**Your task:** Restate all of the data exactly.

= = =

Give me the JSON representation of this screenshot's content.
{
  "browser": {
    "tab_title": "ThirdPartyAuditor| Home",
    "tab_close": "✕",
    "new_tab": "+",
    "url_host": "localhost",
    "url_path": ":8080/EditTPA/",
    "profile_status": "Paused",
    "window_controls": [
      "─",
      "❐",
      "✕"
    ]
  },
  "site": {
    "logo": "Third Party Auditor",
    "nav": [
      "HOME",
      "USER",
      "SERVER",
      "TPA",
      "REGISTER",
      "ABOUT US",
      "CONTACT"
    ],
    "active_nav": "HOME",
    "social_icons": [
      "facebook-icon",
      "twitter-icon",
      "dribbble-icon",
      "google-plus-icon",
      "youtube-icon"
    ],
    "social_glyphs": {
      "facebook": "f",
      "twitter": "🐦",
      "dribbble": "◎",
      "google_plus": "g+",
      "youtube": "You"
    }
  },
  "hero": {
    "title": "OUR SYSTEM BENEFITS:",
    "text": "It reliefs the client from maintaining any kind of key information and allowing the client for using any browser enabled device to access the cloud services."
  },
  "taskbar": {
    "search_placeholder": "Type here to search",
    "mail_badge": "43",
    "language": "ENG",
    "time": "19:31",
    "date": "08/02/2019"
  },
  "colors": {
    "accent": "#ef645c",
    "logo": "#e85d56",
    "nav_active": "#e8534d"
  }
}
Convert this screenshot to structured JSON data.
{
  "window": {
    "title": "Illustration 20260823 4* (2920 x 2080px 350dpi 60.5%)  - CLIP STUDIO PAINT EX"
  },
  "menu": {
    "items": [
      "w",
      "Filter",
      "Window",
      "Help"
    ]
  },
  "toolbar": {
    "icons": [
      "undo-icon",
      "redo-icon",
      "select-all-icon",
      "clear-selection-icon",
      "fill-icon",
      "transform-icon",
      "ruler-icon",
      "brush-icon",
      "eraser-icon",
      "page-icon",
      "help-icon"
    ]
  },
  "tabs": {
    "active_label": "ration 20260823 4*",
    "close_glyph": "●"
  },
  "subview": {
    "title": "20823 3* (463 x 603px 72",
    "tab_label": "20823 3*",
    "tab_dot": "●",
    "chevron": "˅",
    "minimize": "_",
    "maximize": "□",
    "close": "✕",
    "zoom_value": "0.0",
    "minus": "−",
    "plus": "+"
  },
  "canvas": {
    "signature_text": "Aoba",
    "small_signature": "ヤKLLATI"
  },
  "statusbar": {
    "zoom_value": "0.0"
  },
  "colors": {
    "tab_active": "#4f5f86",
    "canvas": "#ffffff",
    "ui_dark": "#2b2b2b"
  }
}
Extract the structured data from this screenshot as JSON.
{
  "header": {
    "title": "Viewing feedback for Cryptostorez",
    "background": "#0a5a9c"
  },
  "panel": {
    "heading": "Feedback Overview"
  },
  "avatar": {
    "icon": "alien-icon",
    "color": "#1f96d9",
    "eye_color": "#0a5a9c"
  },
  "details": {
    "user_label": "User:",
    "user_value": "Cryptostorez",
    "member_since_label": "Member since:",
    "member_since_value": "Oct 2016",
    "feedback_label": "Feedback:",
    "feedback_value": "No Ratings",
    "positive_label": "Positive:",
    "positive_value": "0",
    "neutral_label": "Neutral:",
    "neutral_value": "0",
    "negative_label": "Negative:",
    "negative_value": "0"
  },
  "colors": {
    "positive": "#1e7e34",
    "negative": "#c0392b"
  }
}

= = =

**Task result:**
Give me the JSON representation of this screenshot's content.
{
  "browser": {
    "tab_title": "ThirdPartyAuditor| Home",
    "tab_close": "✕",
    "new_tab": "+",
    "url_host": "localhost",
    "url_path": ":8080/EditTPA/",
    "profile_status": "Paused",
    "window_controls": [
      "─",
      "❐",
      "✕"
    ]
  },
  "site": {
    "logo": "Third Party Auditor",
    "nav": [
      "HOME",
      "USER",
      "SERVER",
      "TPA",
      "REGISTER",
      "ABOUT US",
      "CONTACT"
    ],
    "active_nav": "HOME",
    "social_icons": [
      "facebook-icon",
      "twitter-icon",
      "dribbble-icon",
      "google-plus-icon",
      "youtube-icon"
    ],
    "social_glyphs": {
      "facebook": "f",
      "twitter": "🐦",
      "dribbble": "◎",
      "google_plus": "g+",
      "youtube": "You"
    }
  },
  "hero": {
    "title": "OUR SYSTEM BENEFITS:",
    "text": "It reliefs the client from maintaining any kind of key information and allowing the client for using any browser enabled device to access the cloud services."
  },
  "taskbar": {
    "search_placeholder": "Type here to search",
    "mail_badge": "43",
    "language": "ENG",
    "time": "19:31",
    "date": "08/02/2019"
  },
  "colors": {
    "accent": "#ef645c",
    "logo": "#e85d56",
    "nav_active": "#e8534d"
  }
}
Convert this screenshot to structured JSON data.
{
  "window": {
    "title": "Illustration 20260823 4* (2920 x 2080px 350dpi 60.5%)  - CLIP STUDIO PAINT EX"
  },
  "menu": {
    "items": [
      "w",
      "Filter",
      "Window",
      "Help"
    ]
  },
  "toolbar": {
    "icons": [
      "undo-icon",
      "redo-icon",
      "select-all-icon",
      "clear-selection-icon",
      "fill-icon",
      "transform-icon",
      "ruler-icon",
      "brush-icon",
      "eraser-icon",
      "page-icon",
      "help-icon"
    ]
  },
  "tabs": {
    "active_label": "ration 20260823 4*",
    "close_glyph": "●"
  },
  "subview": {
    "title": "20823 3* (463 x 603px 72",
    "tab_label": "20823 3*",
    "tab_dot": "●",
    "chevron": "˅",
    "minimize": "_",
    "maximize": "□",
    "close": "✕",
    "zoom_value": "0.0",
    "minus": "−",
    "plus": "+"
  },
  "canvas": {
    "signature_text": "Aoba",
    "small_signature": "ヤKLLATI"
  },
  "statusbar": {
    "zoom_value": "0.0"
  },
  "colors": {
    "tab_active": "#4f5f86",
    "canvas": "#ffffff",
    "ui_dark": "#2b2b2b"
  }
}
Extract the structured data from this screenshot as JSON.
{
  "header": {
    "title": "Viewing feedback for Cryptostorez",
    "background": "#0a5a9c"
  },
  "panel": {
    "heading": "Feedback Overview"
  },
  "avatar": {
    "icon": "alien-icon",
    "color": "#1f96d9",
    "eye_color": "#0a5a9c"
  },
  "details": {
    "user_label": "User:",
    "user_value": "Cryptostorez",
    "member_since_label": "Member since:",
    "member_since_value": "Oct 2016",
    "feedback_label": "Feedback:",
    "feedback_value": "No Ratings",
    "positive_label": "Positive:",
    "positive_value": "0",
    "neutral_label": "Neutral:",
    "neutral_value": "0",
    "negative_label": "Negative:",
    "negative_value": "0"
  },
  "colors": {
    "positive": "#1e7e34",
    "negative": "#c0392b"
  }
}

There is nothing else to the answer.